Begin RECORDS
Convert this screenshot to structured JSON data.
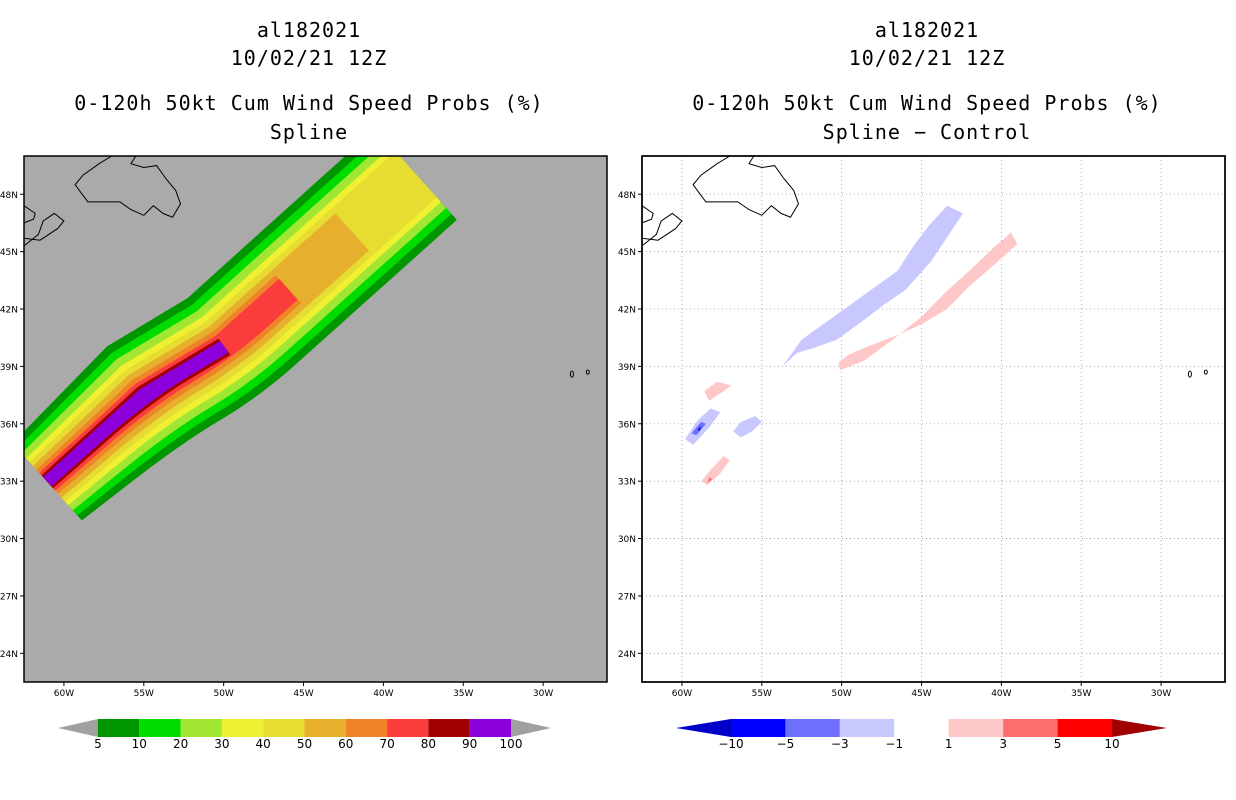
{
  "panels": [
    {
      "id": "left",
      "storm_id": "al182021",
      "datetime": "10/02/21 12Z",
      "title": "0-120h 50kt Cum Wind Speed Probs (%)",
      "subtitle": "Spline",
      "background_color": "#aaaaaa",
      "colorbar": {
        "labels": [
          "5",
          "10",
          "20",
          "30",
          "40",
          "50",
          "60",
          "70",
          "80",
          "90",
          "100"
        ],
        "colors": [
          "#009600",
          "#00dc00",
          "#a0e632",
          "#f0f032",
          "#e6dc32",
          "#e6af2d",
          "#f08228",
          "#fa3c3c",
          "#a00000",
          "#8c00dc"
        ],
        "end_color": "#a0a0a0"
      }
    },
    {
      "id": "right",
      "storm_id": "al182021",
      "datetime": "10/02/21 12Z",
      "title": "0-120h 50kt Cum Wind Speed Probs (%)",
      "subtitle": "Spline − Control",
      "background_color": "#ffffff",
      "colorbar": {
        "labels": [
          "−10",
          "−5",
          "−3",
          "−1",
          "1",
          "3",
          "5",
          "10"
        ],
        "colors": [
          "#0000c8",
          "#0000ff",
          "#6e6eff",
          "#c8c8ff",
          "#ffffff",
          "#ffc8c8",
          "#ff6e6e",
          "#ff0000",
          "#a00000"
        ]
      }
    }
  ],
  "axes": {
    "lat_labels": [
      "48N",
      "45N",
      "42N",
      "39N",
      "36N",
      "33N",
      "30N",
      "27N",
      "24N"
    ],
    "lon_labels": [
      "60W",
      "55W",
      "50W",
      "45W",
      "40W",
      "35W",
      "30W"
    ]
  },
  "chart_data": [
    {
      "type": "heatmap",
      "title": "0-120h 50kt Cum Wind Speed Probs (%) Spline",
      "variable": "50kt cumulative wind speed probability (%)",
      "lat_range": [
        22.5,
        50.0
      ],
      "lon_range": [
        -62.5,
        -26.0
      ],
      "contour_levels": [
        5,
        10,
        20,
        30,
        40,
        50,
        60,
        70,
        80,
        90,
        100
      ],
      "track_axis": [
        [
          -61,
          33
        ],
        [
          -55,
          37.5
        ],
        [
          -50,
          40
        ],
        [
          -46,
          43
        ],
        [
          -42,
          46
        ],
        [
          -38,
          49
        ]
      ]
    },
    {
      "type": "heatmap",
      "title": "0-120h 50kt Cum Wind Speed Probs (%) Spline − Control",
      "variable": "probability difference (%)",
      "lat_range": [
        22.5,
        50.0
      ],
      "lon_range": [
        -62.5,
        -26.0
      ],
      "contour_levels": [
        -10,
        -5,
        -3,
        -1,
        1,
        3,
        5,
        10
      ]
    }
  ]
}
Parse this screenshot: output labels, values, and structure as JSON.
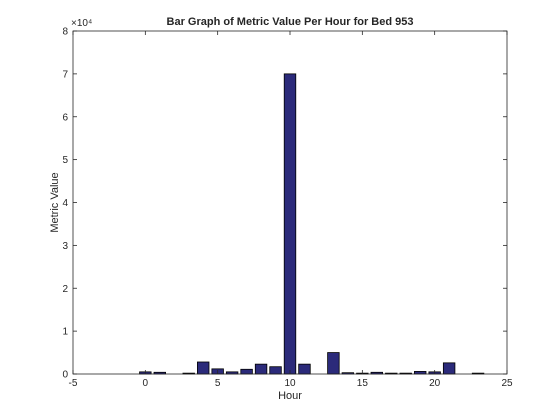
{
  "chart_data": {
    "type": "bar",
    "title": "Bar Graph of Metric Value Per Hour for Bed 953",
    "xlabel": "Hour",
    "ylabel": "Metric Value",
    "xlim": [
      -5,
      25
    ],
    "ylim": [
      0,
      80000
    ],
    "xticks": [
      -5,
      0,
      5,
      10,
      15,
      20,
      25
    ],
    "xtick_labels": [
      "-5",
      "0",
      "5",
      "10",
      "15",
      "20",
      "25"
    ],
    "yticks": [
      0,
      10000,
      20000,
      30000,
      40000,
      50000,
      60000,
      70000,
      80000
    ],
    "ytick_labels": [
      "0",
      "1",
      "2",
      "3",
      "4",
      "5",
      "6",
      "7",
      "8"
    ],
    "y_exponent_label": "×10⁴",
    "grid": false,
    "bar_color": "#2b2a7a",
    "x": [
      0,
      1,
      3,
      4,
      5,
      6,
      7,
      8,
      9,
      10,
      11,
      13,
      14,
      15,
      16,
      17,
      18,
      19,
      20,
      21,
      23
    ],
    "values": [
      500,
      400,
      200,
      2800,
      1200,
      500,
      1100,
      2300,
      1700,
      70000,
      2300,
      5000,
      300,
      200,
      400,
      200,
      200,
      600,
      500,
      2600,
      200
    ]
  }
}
End RECORDS
YOUR TASK: Gather each line holding the string "subtitle".

RESULT:
      "subtitle": "Spline",
      "subtitle": "Spline − Control",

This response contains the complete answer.